Copy every line of the listing that holds the string "Seife".

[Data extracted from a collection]
________

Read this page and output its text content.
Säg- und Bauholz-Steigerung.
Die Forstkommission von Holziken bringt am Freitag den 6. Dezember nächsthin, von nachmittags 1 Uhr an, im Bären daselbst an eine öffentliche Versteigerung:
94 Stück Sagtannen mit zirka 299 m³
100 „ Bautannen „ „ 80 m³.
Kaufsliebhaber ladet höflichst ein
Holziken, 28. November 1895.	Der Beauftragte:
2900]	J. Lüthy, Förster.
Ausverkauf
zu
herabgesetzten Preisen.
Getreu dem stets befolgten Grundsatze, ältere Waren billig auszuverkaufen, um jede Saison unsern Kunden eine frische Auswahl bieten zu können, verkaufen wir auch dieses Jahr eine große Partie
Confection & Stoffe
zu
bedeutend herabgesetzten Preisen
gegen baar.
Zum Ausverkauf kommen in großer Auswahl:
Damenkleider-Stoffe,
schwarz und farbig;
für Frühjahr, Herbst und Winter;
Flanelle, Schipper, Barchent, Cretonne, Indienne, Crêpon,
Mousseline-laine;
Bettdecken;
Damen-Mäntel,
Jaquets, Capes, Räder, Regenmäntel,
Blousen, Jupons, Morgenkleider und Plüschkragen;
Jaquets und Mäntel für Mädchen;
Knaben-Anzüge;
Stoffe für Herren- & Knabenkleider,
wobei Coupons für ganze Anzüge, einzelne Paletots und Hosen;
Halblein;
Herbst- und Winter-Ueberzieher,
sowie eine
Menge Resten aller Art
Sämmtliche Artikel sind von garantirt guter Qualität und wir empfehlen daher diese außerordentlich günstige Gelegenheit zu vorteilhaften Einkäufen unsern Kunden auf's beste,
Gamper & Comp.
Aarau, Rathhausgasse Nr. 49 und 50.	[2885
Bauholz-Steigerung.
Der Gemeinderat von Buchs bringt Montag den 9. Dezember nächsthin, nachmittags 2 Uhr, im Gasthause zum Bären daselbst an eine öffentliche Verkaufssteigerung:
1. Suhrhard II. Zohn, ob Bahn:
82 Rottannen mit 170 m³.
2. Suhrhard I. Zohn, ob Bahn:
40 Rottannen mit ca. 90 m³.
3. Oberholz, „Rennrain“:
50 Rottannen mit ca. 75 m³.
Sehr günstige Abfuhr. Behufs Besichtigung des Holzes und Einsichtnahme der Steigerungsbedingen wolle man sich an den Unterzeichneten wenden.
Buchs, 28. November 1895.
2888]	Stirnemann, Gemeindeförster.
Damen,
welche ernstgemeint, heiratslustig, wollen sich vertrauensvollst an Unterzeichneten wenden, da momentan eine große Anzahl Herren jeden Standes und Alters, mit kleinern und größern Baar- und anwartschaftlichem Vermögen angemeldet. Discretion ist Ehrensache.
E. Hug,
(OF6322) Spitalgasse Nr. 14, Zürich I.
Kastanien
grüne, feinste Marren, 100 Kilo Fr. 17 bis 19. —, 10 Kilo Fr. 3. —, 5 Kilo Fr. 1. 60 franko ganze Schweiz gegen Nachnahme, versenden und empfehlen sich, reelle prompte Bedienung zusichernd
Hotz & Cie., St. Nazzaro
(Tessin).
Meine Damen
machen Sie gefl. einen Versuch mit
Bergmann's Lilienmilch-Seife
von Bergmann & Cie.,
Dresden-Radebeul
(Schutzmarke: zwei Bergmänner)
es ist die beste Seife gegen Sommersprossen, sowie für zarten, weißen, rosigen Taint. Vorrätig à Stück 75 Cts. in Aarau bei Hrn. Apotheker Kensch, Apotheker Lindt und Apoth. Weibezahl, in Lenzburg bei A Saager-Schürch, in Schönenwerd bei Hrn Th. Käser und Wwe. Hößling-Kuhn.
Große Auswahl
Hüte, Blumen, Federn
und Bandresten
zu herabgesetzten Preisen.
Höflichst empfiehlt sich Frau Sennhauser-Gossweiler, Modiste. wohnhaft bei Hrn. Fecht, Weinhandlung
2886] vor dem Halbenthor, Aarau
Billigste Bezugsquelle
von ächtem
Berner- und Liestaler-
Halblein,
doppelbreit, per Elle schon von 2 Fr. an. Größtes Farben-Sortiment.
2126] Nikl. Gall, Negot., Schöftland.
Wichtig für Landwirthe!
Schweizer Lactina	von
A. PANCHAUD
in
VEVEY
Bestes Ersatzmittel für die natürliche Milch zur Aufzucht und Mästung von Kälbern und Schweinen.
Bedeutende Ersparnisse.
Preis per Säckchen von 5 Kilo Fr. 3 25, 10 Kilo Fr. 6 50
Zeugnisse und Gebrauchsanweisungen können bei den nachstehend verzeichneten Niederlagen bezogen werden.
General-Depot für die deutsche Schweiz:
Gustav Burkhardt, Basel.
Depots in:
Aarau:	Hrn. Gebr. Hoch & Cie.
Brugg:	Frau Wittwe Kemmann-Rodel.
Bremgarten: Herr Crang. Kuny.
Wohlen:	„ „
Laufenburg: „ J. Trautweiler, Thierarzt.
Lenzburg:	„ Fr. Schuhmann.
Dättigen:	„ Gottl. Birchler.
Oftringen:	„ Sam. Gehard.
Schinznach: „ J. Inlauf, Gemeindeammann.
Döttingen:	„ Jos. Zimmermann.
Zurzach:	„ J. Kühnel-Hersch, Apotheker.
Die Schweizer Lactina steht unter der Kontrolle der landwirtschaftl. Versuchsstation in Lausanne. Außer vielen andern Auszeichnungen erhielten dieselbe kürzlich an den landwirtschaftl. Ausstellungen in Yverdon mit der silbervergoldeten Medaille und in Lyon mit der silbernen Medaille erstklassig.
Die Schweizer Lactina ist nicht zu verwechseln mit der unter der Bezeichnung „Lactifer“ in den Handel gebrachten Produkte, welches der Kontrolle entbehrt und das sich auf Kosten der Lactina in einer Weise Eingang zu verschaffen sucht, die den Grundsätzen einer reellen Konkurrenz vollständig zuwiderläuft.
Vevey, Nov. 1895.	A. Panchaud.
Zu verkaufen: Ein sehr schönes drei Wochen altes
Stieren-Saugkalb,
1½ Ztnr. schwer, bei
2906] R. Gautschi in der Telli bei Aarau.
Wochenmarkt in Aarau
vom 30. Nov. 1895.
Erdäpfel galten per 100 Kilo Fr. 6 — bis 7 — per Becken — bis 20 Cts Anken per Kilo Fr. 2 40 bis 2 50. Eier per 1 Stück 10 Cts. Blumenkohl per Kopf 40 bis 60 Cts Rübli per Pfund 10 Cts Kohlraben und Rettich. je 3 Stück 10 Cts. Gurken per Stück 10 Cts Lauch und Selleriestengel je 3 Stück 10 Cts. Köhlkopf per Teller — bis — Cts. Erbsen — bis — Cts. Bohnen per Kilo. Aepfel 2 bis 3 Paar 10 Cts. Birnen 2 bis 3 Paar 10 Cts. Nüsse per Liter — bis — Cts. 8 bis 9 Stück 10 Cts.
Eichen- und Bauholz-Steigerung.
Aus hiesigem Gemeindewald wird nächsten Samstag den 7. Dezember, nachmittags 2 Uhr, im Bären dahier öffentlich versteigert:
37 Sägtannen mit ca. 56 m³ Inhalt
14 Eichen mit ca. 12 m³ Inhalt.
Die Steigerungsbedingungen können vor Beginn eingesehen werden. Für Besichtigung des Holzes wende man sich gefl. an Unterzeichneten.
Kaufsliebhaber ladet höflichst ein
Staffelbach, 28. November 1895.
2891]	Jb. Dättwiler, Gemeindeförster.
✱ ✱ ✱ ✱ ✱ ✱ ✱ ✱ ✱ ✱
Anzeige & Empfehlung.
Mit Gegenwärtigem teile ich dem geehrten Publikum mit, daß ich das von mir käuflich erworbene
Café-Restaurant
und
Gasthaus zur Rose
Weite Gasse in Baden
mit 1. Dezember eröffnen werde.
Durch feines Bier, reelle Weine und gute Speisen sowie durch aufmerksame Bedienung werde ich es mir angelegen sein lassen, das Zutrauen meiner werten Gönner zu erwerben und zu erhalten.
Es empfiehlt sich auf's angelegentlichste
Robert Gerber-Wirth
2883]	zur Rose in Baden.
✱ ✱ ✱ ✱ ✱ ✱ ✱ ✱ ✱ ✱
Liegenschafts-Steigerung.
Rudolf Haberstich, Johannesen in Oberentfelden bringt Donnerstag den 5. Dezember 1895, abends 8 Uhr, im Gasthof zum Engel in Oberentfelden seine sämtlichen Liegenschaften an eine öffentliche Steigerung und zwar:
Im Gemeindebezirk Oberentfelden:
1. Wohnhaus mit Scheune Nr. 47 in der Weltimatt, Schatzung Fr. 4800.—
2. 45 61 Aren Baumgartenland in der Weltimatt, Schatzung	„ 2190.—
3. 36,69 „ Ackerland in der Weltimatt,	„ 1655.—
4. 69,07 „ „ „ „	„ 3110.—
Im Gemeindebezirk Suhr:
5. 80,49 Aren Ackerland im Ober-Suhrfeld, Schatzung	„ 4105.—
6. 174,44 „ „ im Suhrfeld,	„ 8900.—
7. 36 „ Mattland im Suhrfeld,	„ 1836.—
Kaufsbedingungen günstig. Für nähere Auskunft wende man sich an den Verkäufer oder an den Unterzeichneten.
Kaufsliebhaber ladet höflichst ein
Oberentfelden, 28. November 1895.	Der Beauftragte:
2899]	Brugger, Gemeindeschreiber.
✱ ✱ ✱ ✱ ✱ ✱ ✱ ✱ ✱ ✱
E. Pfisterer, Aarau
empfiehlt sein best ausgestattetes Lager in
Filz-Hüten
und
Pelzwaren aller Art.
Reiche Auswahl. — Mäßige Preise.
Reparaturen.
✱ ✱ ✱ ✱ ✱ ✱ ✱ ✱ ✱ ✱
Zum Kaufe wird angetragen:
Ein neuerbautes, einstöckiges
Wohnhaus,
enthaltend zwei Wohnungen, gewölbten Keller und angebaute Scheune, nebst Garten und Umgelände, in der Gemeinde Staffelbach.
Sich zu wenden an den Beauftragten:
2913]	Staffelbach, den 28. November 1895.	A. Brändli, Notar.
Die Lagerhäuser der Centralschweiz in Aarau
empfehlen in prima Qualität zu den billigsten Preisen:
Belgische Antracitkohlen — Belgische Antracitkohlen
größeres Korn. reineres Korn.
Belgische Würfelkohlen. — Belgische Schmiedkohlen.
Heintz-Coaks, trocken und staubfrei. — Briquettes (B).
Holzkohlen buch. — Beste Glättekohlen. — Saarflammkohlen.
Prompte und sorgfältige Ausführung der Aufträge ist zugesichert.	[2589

________

▸ ANSWER TO THE EXERCISE
Bergmann's Lilienmilch-Seife
es ist die beste Seife gegen Sommersprossen, sowie für zarten, weißen, rosigen Taint. Vorrätig à Stück 75 Cts. in Aarau bei Hrn. Apotheker Kensch, Apotheker Lindt und Apoth. Weibezahl, in Lenzburg bei A Saager-Schürch, in Schönenwerd bei Hrn Th. Käser und Wwe. Hößling-Kuhn.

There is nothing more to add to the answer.